**EXERCISE DESCRIPTION**.
Print the lines below exactly as written, with none missing.

**ENTRIES SUPPLIED**.
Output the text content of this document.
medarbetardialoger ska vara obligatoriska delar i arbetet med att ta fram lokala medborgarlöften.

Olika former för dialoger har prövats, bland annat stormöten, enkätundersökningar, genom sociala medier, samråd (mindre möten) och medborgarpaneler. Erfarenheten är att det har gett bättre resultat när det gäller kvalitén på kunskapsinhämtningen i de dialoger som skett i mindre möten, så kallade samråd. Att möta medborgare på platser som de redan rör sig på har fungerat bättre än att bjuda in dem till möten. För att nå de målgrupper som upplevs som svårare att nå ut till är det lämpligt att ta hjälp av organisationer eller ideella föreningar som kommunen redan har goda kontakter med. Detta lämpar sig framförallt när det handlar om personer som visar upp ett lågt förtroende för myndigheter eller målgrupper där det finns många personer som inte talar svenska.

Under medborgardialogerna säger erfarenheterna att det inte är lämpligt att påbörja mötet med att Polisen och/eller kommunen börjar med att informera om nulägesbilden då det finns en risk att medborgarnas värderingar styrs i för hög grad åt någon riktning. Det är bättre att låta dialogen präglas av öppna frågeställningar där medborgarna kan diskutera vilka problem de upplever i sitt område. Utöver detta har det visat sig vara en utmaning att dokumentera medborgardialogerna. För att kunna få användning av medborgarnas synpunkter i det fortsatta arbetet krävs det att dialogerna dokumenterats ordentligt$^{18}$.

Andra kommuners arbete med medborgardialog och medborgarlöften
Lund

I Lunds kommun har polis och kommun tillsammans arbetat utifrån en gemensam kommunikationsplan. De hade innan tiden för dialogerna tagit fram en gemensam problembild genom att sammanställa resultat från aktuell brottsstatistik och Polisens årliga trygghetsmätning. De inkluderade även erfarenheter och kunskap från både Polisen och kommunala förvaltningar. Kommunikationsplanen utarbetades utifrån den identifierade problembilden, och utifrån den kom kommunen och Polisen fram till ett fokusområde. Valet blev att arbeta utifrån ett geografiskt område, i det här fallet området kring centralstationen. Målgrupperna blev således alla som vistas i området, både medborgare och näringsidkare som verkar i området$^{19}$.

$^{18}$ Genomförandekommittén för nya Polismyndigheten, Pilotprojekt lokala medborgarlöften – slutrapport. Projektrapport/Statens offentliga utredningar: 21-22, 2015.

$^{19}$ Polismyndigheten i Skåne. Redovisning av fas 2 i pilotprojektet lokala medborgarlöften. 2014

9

**TASK OUTPUT**.
Output the text content of this document.
medarbetardialoger ska vara obligatoriska delar i arbetet med att ta fram lokala medborgarlöften.

Olika former för dialoger har prövats, bland annat stormöten, enkätundersökningar, genom sociala medier, samråd (mindre möten) och medborgarpaneler. Erfarenheten är att det har gett bättre resultat när det gäller kvalitén på kunskapsinhämtningen i de dialoger som skett i mindre möten, så kallade samråd. Att möta medborgare på platser som de redan rör sig på har fungerat bättre än att bjuda in dem till möten. För att nå de målgrupper som upplevs som svårare att nå ut till är det lämpligt att ta hjälp av organisationer eller ideella föreningar som kommunen redan har goda kontakter med. Detta lämpar sig framförallt när det handlar om personer som visar upp ett lågt förtroende för myndigheter eller målgrupper där det finns många personer som inte talar svenska.

Under medborgardialogerna säger erfarenheterna att det inte är lämpligt att påbörja mötet med att Polisen och/eller kommunen börjar med att informera om nulägesbilden då det finns en risk att medborgarnas värderingar styrs i för hög grad åt någon riktning. Det är bättre att låta dialogen präglas av öppna frågeställningar där medborgarna kan diskutera vilka problem de upplever i sitt område. Utöver detta har det visat sig vara en utmaning att dokumentera medborgardialogerna. För att kunna få användning av medborgarnas synpunkter i det fortsatta arbetet krävs det att dialogerna dokumenterats ordentligt$^{18}$.

Andra kommuners arbete med medborgardialog och medborgarlöften
Lund

I Lunds kommun har polis och kommun tillsammans arbetat utifrån en gemensam kommunikationsplan. De hade innan tiden för dialogerna tagit fram en gemensam problembild genom att sammanställa resultat från aktuell brottsstatistik och Polisens årliga trygghetsmätning. De inkluderade även erfarenheter och kunskap från både Polisen och kommunala förvaltningar. Kommunikationsplanen utarbetades utifrån den identifierade problembilden, och utifrån den kom kommunen och Polisen fram till ett fokusområde. Valet blev att arbeta utifrån ett geografiskt område, i det här fallet området kring centralstationen. Målgrupperna blev således alla som vistas i området, både medborgare och näringsidkare som verkar i området$^{19}$.

$^{18}$ Genomförandekommittén för nya Polismyndigheten, Pilotprojekt lokala medborgarlöften – slutrapport. Projektrapport/Statens offentliga utredningar: 21-22, 2015.

$^{19}$ Polismyndigheten i Skåne. Redovisning av fas 2 i pilotprojektet lokala medborgarlöften. 2014

9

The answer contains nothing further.